**What is expected:** From the listing below, select every line where the word "title" appears.

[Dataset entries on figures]
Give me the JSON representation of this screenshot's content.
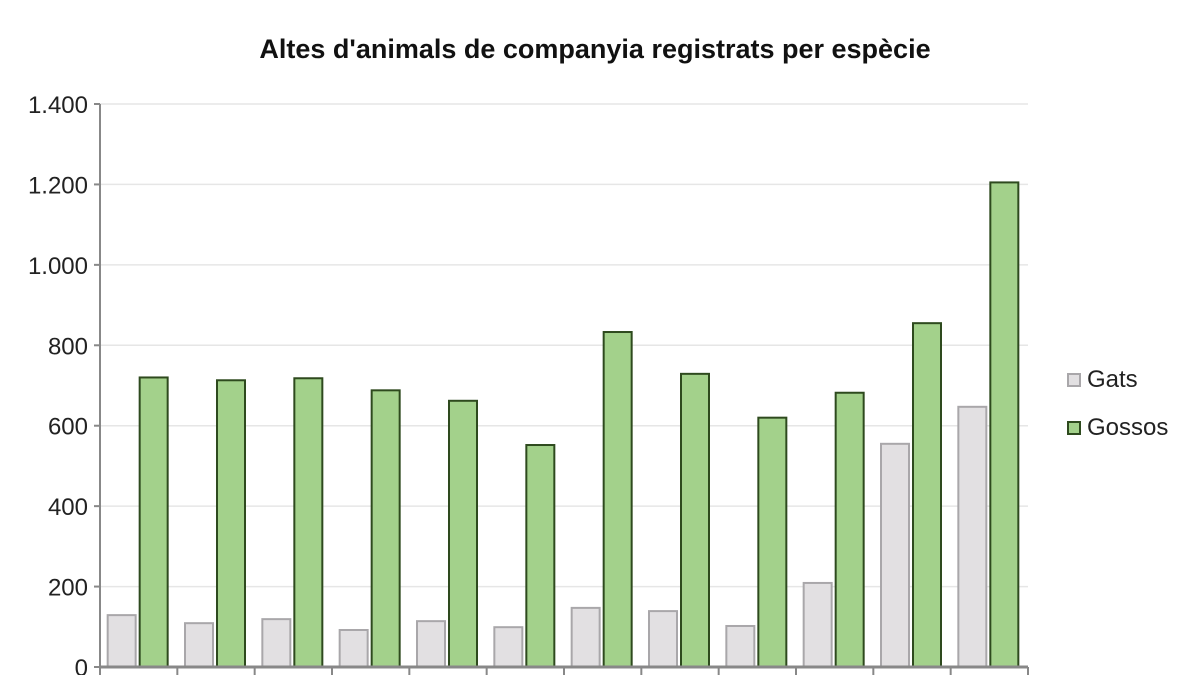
{
  "chart_data": {
    "type": "bar",
    "title": "Altes d'animals de companyia registrats per espècie",
    "xlabel": "",
    "ylabel": "",
    "ylim": [
      0,
      1400
    ],
    "yticks": [
      0,
      200,
      400,
      600,
      800,
      1000,
      1200,
      1400
    ],
    "ytick_labels": [
      "0",
      "200",
      "400",
      "600",
      "800",
      "1.000",
      "1.200",
      "1.400"
    ],
    "grid": true,
    "legend_position": "right",
    "categories": [
      "",
      "",
      "",
      "",
      "",
      "",
      "",
      "",
      "",
      "",
      "",
      ""
    ],
    "series": [
      {
        "name": "Gats",
        "color": "#e2e0e2",
        "edge": "#a9a7aa",
        "values": [
          129,
          109,
          119,
          92,
          114,
          99,
          147,
          139,
          102,
          209,
          555,
          647
        ]
      },
      {
        "name": "Gossos",
        "color": "#a3d18b",
        "edge": "#2e4a1e",
        "values": [
          720,
          713,
          718,
          688,
          662,
          552,
          833,
          729,
          620,
          682,
          855,
          1205
        ]
      }
    ]
  }
}
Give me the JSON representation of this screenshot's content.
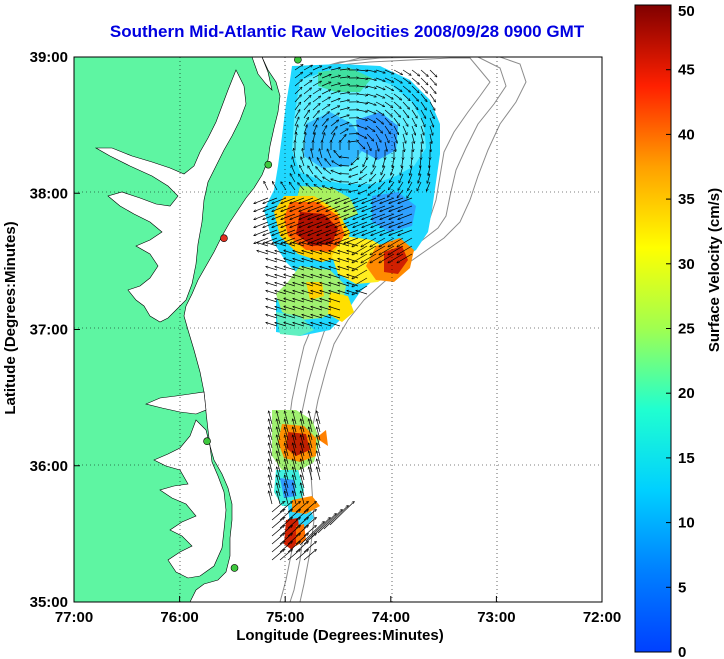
{
  "title": "Southern Mid-Atlantic Raw Velocities 2008/09/28 0900 GMT",
  "x_axis": {
    "label": "Longitude (Degrees:Minutes)",
    "ticks": [
      "77:00",
      "76:00",
      "75:00",
      "74:00",
      "73:00",
      "72:00"
    ]
  },
  "y_axis": {
    "label": "Latitude (Degrees:Minutes)",
    "ticks": [
      "39:00",
      "38:00",
      "37:00",
      "36:00",
      "35:00"
    ]
  },
  "colorbar": {
    "label": "Surface Velocity (cm/s)",
    "ticks": [
      "50",
      "45",
      "40",
      "35",
      "30",
      "25",
      "20",
      "15",
      "10",
      "5",
      "0"
    ],
    "colormap": "jet",
    "range": [
      0,
      50
    ]
  },
  "colors": {
    "land": "#5ef5a2",
    "water": "#ffffff",
    "bathymetry": "#8c8c8c",
    "title": "#0000e0",
    "station_active": "#3ec83e",
    "station_alert": "#e03020"
  },
  "map_extent": {
    "lon": [
      -77,
      -72
    ],
    "lat": [
      35,
      39
    ]
  },
  "grid": "dotted",
  "stations": [
    {
      "lon": -74.88,
      "lat": 38.98,
      "status": "active"
    },
    {
      "lon": -75.16,
      "lat": 38.21,
      "status": "active"
    },
    {
      "lon": -75.58,
      "lat": 37.67,
      "status": "alert"
    },
    {
      "lon": -75.74,
      "lat": 36.18,
      "status": "active"
    },
    {
      "lon": -75.48,
      "lat": 35.25,
      "status": "active"
    }
  ]
}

**Correct output:**
    "title": "Altes d'animals de companyia registrats per espècie",
  "title": "Southern Mid-Atlantic Raw Velocities 2008/09/28 0900 GMT",
    "title": "#0000e0",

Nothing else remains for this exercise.